»»

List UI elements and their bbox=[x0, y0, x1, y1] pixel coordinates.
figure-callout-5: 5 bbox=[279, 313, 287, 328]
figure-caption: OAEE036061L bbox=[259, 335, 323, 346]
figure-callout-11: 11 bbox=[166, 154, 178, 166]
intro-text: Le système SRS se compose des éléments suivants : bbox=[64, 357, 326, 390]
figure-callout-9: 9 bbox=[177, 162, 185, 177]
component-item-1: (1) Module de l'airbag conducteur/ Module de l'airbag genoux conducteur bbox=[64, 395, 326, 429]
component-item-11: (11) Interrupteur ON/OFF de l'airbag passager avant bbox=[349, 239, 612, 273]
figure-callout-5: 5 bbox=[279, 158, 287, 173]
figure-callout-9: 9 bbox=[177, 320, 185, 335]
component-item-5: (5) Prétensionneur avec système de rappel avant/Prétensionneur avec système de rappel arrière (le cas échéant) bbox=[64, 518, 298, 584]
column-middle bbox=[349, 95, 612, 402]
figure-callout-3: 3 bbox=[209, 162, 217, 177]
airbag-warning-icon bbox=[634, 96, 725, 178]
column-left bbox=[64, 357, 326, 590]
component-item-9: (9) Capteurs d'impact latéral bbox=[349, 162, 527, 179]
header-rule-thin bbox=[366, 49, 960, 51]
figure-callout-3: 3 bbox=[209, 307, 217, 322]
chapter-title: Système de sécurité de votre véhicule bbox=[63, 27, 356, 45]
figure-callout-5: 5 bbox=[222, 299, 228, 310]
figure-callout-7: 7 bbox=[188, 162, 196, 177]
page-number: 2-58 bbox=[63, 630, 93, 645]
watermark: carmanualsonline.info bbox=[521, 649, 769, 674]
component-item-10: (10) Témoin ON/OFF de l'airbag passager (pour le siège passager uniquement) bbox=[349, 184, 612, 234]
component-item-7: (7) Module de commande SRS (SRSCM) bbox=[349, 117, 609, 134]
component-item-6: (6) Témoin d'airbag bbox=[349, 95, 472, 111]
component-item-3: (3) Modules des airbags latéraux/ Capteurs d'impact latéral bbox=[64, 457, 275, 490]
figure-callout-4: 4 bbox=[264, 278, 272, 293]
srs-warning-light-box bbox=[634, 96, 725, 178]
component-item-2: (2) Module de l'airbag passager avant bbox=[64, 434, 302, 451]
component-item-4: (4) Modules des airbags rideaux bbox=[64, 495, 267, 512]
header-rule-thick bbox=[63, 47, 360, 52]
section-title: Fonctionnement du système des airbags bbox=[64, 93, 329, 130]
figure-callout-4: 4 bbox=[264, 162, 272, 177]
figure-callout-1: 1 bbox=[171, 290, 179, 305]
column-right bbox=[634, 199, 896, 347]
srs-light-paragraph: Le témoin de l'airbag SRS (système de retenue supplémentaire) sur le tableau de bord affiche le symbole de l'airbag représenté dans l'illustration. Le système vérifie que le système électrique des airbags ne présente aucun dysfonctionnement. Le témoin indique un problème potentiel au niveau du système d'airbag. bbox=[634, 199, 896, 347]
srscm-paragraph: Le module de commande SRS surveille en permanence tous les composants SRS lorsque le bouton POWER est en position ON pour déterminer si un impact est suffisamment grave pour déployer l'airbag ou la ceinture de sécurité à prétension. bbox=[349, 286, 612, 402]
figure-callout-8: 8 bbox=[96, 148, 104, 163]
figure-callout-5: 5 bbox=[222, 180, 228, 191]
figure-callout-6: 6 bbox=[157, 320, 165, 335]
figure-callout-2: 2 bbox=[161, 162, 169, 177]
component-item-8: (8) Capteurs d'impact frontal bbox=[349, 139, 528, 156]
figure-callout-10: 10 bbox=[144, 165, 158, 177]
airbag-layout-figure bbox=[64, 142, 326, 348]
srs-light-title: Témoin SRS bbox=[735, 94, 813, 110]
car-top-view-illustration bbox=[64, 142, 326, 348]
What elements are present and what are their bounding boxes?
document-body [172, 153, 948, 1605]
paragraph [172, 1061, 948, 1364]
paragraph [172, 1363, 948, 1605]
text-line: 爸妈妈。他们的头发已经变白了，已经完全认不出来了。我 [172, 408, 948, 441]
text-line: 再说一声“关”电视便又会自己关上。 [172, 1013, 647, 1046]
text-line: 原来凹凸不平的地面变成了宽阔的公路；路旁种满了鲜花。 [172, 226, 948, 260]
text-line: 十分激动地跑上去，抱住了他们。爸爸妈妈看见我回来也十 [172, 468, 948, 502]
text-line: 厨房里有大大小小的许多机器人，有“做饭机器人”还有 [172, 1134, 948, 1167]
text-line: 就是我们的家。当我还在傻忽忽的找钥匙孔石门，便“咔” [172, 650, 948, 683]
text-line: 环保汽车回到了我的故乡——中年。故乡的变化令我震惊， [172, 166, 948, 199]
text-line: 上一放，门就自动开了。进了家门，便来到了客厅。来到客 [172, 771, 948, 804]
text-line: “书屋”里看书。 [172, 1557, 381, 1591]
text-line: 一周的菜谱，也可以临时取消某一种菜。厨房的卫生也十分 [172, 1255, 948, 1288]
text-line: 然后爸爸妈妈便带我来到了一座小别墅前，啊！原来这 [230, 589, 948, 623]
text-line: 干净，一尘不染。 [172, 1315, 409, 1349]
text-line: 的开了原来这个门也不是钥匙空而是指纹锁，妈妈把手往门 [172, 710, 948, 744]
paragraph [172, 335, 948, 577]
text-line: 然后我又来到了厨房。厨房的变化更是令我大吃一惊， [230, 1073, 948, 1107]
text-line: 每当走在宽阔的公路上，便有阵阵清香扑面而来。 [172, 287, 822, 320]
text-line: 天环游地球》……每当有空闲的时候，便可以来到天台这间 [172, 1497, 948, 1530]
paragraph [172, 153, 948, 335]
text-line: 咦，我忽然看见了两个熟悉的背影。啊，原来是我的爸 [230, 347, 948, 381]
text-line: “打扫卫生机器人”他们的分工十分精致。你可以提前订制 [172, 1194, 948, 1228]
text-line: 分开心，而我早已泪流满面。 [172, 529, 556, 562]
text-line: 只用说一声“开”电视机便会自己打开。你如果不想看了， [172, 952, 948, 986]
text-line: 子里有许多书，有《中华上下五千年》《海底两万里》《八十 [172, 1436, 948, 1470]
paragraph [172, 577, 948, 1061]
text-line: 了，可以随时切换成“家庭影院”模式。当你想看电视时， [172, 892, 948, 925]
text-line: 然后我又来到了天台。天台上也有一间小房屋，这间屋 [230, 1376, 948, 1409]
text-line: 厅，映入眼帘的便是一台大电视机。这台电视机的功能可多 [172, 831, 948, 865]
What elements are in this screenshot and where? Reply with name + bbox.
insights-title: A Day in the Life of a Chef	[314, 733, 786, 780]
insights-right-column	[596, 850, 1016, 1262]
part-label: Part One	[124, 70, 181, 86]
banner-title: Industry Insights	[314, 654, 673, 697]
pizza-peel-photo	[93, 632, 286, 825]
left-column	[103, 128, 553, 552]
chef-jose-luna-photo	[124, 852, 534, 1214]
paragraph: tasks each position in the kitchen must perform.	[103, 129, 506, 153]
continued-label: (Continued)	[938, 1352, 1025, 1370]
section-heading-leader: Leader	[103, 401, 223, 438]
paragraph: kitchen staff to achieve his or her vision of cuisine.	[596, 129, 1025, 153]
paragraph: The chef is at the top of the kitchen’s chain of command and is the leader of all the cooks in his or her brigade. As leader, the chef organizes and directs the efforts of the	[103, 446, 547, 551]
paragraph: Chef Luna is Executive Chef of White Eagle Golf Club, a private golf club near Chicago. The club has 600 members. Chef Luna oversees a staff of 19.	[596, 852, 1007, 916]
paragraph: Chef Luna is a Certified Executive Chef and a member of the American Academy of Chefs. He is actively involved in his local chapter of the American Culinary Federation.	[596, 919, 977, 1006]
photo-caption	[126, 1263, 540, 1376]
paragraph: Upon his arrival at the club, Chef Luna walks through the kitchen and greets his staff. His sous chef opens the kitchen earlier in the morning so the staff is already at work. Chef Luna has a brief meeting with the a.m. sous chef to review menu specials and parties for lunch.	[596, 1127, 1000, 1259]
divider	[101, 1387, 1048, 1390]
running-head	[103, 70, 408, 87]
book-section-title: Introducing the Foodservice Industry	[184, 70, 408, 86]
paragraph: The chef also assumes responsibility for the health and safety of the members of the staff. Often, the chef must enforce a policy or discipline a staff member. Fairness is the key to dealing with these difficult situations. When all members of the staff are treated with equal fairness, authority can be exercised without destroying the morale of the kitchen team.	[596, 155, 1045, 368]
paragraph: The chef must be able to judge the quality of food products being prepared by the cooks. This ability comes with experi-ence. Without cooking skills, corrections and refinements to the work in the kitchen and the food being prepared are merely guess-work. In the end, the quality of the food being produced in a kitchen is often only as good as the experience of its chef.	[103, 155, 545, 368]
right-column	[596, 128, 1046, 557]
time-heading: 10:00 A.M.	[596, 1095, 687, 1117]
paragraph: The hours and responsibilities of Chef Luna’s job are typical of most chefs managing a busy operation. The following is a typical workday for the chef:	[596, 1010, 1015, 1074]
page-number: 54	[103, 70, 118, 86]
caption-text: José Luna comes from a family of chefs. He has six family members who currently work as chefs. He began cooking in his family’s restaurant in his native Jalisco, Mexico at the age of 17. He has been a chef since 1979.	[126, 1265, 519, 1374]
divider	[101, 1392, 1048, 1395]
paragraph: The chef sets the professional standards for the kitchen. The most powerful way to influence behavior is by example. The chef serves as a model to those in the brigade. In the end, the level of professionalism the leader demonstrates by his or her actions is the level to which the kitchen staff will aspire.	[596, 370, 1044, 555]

««

▶ [What you should do]:
Write out the rows again, starting with the first row and ending after the row containing "component-item-1: (1) Module", and swap every "bbox" for "box". Keep everything else unchanged.

▶ [Answer in full]:
List UI elements and their box=[x0, y0, x1, y1] pixel coordinates.
figure-callout-5: 5 box=[279, 313, 287, 328]
figure-caption: OAEE036061L box=[259, 335, 323, 346]
figure-callout-11: 11 box=[166, 154, 178, 166]
intro-text: Le système SRS se compose des éléments suivants : box=[64, 357, 326, 390]
figure-callout-9: 9 box=[177, 162, 185, 177]
component-item-1: (1) Module de l'airbag conducteur/ Module de l'airbag genoux conducteur box=[64, 395, 326, 429]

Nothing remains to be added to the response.